WORK TO DO –
Write every entry out again exactly, please, and skip the pictures.

INPUT MATERIAL –
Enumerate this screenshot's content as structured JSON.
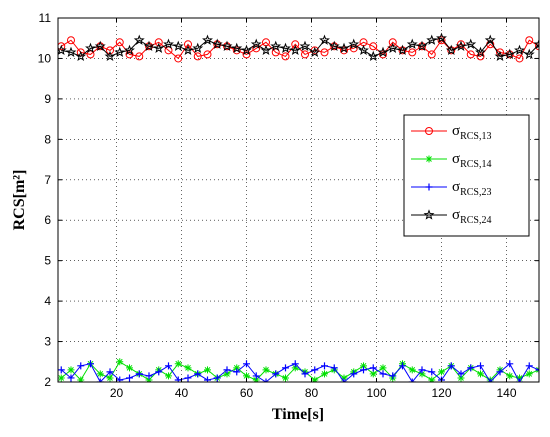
{
  "chart_data": {
    "type": "line",
    "xlabel": "Time[s]",
    "ylabel": "RCS[m²]",
    "xlim": [
      2,
      150
    ],
    "ylim": [
      2,
      11
    ],
    "x_ticks": [
      20,
      40,
      60,
      80,
      100,
      120,
      140
    ],
    "y_ticks": [
      2,
      3,
      4,
      5,
      6,
      7,
      8,
      9,
      10,
      11
    ],
    "grid": true,
    "legend_placement": "right",
    "x": [
      3,
      6,
      9,
      12,
      15,
      18,
      21,
      24,
      27,
      30,
      33,
      36,
      39,
      42,
      45,
      48,
      51,
      54,
      57,
      60,
      63,
      66,
      69,
      72,
      75,
      78,
      81,
      84,
      87,
      90,
      93,
      96,
      99,
      102,
      105,
      108,
      111,
      114,
      117,
      120,
      123,
      126,
      129,
      132,
      135,
      138,
      141,
      144,
      147,
      150
    ],
    "series": [
      {
        "name_base": "σ",
        "name_sub": "RCS,13",
        "color": "#ff0000",
        "marker": "circle",
        "values": [
          10.3,
          10.45,
          10.15,
          10.1,
          10.3,
          10.2,
          10.4,
          10.1,
          10.05,
          10.3,
          10.4,
          10.2,
          10.0,
          10.35,
          10.05,
          10.1,
          10.35,
          10.3,
          10.2,
          10.1,
          10.25,
          10.4,
          10.15,
          10.05,
          10.35,
          10.1,
          10.2,
          10.15,
          10.3,
          10.2,
          10.25,
          10.4,
          10.3,
          10.1,
          10.4,
          10.2,
          10.15,
          10.3,
          10.1,
          10.45,
          10.2,
          10.35,
          10.1,
          10.05,
          10.35,
          10.15,
          10.1,
          10.0,
          10.45,
          10.3
        ]
      },
      {
        "name_base": "σ",
        "name_sub": "RCS,14",
        "color": "#00e000",
        "marker": "asterisk",
        "values": [
          2.1,
          2.3,
          2.05,
          2.45,
          2.2,
          2.1,
          2.5,
          2.35,
          2.2,
          2.05,
          2.3,
          2.15,
          2.45,
          2.35,
          2.2,
          2.3,
          2.1,
          2.2,
          2.35,
          2.15,
          2.05,
          2.3,
          2.2,
          2.1,
          2.35,
          2.25,
          2.05,
          2.2,
          2.3,
          2.1,
          2.25,
          2.4,
          2.2,
          2.35,
          2.1,
          2.45,
          2.3,
          2.2,
          2.05,
          2.25,
          2.4,
          2.1,
          2.35,
          2.2,
          2.05,
          2.3,
          2.15,
          2.1,
          2.2,
          2.3
        ]
      },
      {
        "name_base": "σ",
        "name_sub": "RCS,23",
        "color": "#0000ff",
        "marker": "plus",
        "values": [
          2.3,
          2.1,
          2.4,
          2.45,
          2.0,
          2.25,
          2.05,
          2.1,
          2.2,
          2.15,
          2.25,
          2.4,
          2.05,
          2.1,
          2.2,
          2.05,
          2.1,
          2.3,
          2.25,
          2.45,
          2.15,
          2.0,
          2.2,
          2.35,
          2.45,
          2.2,
          2.3,
          2.4,
          2.35,
          2.0,
          2.2,
          2.3,
          2.35,
          2.2,
          2.15,
          2.4,
          2.0,
          2.3,
          2.25,
          2.05,
          2.4,
          2.2,
          2.35,
          2.4,
          2.0,
          2.25,
          2.45,
          2.0,
          2.4,
          2.3
        ]
      },
      {
        "name_base": "σ",
        "name_sub": "RCS,24",
        "color": "#000000",
        "marker": "star",
        "values": [
          10.2,
          10.15,
          10.05,
          10.25,
          10.3,
          10.05,
          10.15,
          10.2,
          10.45,
          10.3,
          10.25,
          10.35,
          10.3,
          10.2,
          10.25,
          10.45,
          10.35,
          10.3,
          10.25,
          10.2,
          10.35,
          10.2,
          10.3,
          10.25,
          10.2,
          10.3,
          10.15,
          10.45,
          10.3,
          10.25,
          10.35,
          10.2,
          10.05,
          10.15,
          10.25,
          10.2,
          10.35,
          10.3,
          10.45,
          10.5,
          10.2,
          10.3,
          10.35,
          10.15,
          10.45,
          10.05,
          10.1,
          10.2,
          10.1,
          10.35
        ]
      }
    ]
  }
}
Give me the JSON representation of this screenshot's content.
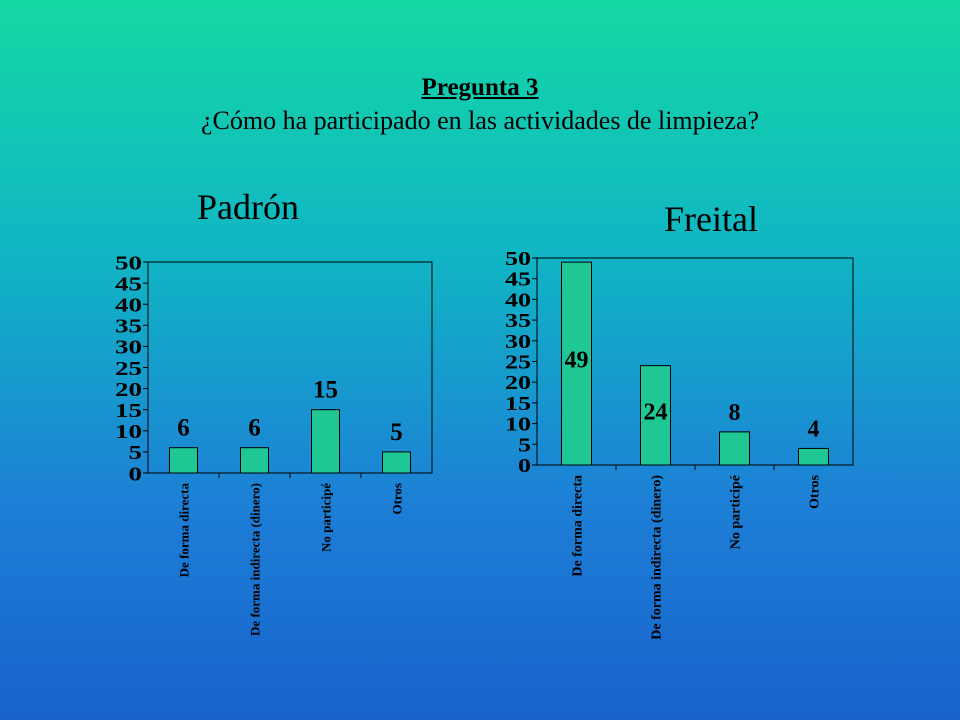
{
  "slide": {
    "heading": "Pregunta 3",
    "question": "¿Cómo ha participado en las actividades de limpieza?"
  },
  "colors": {
    "bar": "#1fc795",
    "frame": "#000000"
  },
  "chart_data": [
    {
      "type": "bar",
      "title": "Padrón",
      "categories": [
        "De forma directa",
        "De forma indirecta (dinero)",
        "No participé",
        "Otros"
      ],
      "values": [
        6,
        6,
        15,
        5
      ],
      "value_labels": [
        "6",
        "6",
        "15",
        "5"
      ],
      "ylim": [
        0,
        50
      ],
      "yticks": [
        "0",
        "5",
        "10",
        "15",
        "20",
        "25",
        "30",
        "35",
        "40",
        "45",
        "50"
      ],
      "xlabel": "",
      "ylabel": "",
      "grid": false,
      "legend": "none"
    },
    {
      "type": "bar",
      "title": "Freital",
      "categories": [
        "De forma directa",
        "De forma indirecta (dinero)",
        "No participé",
        "Otros"
      ],
      "values": [
        49,
        24,
        8,
        4
      ],
      "value_labels": [
        "49",
        "24",
        "8",
        "4"
      ],
      "ylim": [
        0,
        50
      ],
      "yticks": [
        "0",
        "5",
        "10",
        "15",
        "20",
        "25",
        "30",
        "35",
        "40",
        "45",
        "50"
      ],
      "xlabel": "",
      "ylabel": "",
      "grid": false,
      "legend": "none"
    }
  ]
}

RESPONSE –
Enumerate this screenshot's content as structured JSON.
{
  "chart_data": {
    "type": "line",
    "xlabel": "Time[s]",
    "ylabel": "RCS[m²]",
    "xlim": [
      2,
      150
    ],
    "ylim": [
      2,
      11
    ],
    "x_ticks": [
      20,
      40,
      60,
      80,
      100,
      120,
      140
    ],
    "y_ticks": [
      2,
      3,
      4,
      5,
      6,
      7,
      8,
      9,
      10,
      11
    ],
    "grid": true,
    "legend_placement": "right",
    "x": [
      3,
      6,
      9,
      12,
      15,
      18,
      21,
      24,
      27,
      30,
      33,
      36,
      39,
      42,
      45,
      48,
      51,
      54,
      57,
      60,
      63,
      66,
      69,
      72,
      75,
      78,
      81,
      84,
      87,
      90,
      93,
      96,
      99,
      102,
      105,
      108,
      111,
      114,
      117,
      120,
      123,
      126,
      129,
      132,
      135,
      138,
      141,
      144,
      147,
      150
    ],
    "series": [
      {
        "name_base": "σ",
        "name_sub": "RCS,13",
        "color": "#ff0000",
        "marker": "circle",
        "values": [
          10.3,
          10.45,
          10.15,
          10.1,
          10.3,
          10.2,
          10.4,
          10.1,
          10.05,
          10.3,
          10.4,
          10.2,
          10.0,
          10.35,
          10.05,
          10.1,
          10.35,
          10.3,
          10.2,
          10.1,
          10.25,
          10.4,
          10.15,
          10.05,
          10.35,
          10.1,
          10.2,
          10.15,
          10.3,
          10.2,
          10.25,
          10.4,
          10.3,
          10.1,
          10.4,
          10.2,
          10.15,
          10.3,
          10.1,
          10.45,
          10.2,
          10.35,
          10.1,
          10.05,
          10.35,
          10.15,
          10.1,
          10.0,
          10.45,
          10.3
        ]
      },
      {
        "name_base": "σ",
        "name_sub": "RCS,14",
        "color": "#00e000",
        "marker": "asterisk",
        "values": [
          2.1,
          2.3,
          2.05,
          2.45,
          2.2,
          2.1,
          2.5,
          2.35,
          2.2,
          2.05,
          2.3,
          2.15,
          2.45,
          2.35,
          2.2,
          2.3,
          2.1,
          2.2,
          2.35,
          2.15,
          2.05,
          2.3,
          2.2,
          2.1,
          2.35,
          2.25,
          2.05,
          2.2,
          2.3,
          2.1,
          2.25,
          2.4,
          2.2,
          2.35,
          2.1,
          2.45,
          2.3,
          2.2,
          2.05,
          2.25,
          2.4,
          2.1,
          2.35,
          2.2,
          2.05,
          2.3,
          2.15,
          2.1,
          2.2,
          2.3
        ]
      },
      {
        "name_base": "σ",
        "name_sub": "RCS,23",
        "color": "#0000ff",
        "marker": "plus",
        "values": [
          2.3,
          2.1,
          2.4,
          2.45,
          2.0,
          2.25,
          2.05,
          2.1,
          2.2,
          2.15,
          2.25,
          2.4,
          2.05,
          2.1,
          2.2,
          2.05,
          2.1,
          2.3,
          2.25,
          2.45,
          2.15,
          2.0,
          2.2,
          2.35,
          2.45,
          2.2,
          2.3,
          2.4,
          2.35,
          2.0,
          2.2,
          2.3,
          2.35,
          2.2,
          2.15,
          2.4,
          2.0,
          2.3,
          2.25,
          2.05,
          2.4,
          2.2,
          2.35,
          2.4,
          2.0,
          2.25,
          2.45,
          2.0,
          2.4,
          2.3
        ]
      },
      {
        "name_base": "σ",
        "name_sub": "RCS,24",
        "color": "#000000",
        "marker": "star",
        "values": [
          10.2,
          10.15,
          10.05,
          10.25,
          10.3,
          10.05,
          10.15,
          10.2,
          10.45,
          10.3,
          10.25,
          10.35,
          10.3,
          10.2,
          10.25,
          10.45,
          10.35,
          10.3,
          10.25,
          10.2,
          10.35,
          10.2,
          10.3,
          10.25,
          10.2,
          10.3,
          10.15,
          10.45,
          10.3,
          10.25,
          10.35,
          10.2,
          10.05,
          10.15,
          10.25,
          10.2,
          10.35,
          10.3,
          10.45,
          10.5,
          10.2,
          10.3,
          10.35,
          10.15,
          10.45,
          10.05,
          10.1,
          10.2,
          10.1,
          10.35
        ]
      }
    ]
  }
}
Give me the JSON representation of this screenshot's content.
{
  "slide": {
    "heading": "Pregunta 3",
    "question": "¿Cómo ha participado en las actividades de limpieza?"
  },
  "colors": {
    "bar": "#1fc795",
    "frame": "#000000"
  },
  "chart_data": [
    {
      "type": "bar",
      "title": "Padrón",
      "categories": [
        "De forma directa",
        "De forma indirecta (dinero)",
        "No participé",
        "Otros"
      ],
      "values": [
        6,
        6,
        15,
        5
      ],
      "value_labels": [
        "6",
        "6",
        "15",
        "5"
      ],
      "ylim": [
        0,
        50
      ],
      "yticks": [
        "0",
        "5",
        "10",
        "15",
        "20",
        "25",
        "30",
        "35",
        "40",
        "45",
        "50"
      ],
      "xlabel": "",
      "ylabel": "",
      "grid": false,
      "legend": "none"
    },
    {
      "type": "bar",
      "title": "Freital",
      "categories": [
        "De forma directa",
        "De forma indirecta (dinero)",
        "No participé",
        "Otros"
      ],
      "values": [
        49,
        24,
        8,
        4
      ],
      "value_labels": [
        "49",
        "24",
        "8",
        "4"
      ],
      "ylim": [
        0,
        50
      ],
      "yticks": [
        "0",
        "5",
        "10",
        "15",
        "20",
        "25",
        "30",
        "35",
        "40",
        "45",
        "50"
      ],
      "xlabel": "",
      "ylabel": "",
      "grid": false,
      "legend": "none"
    }
  ]
}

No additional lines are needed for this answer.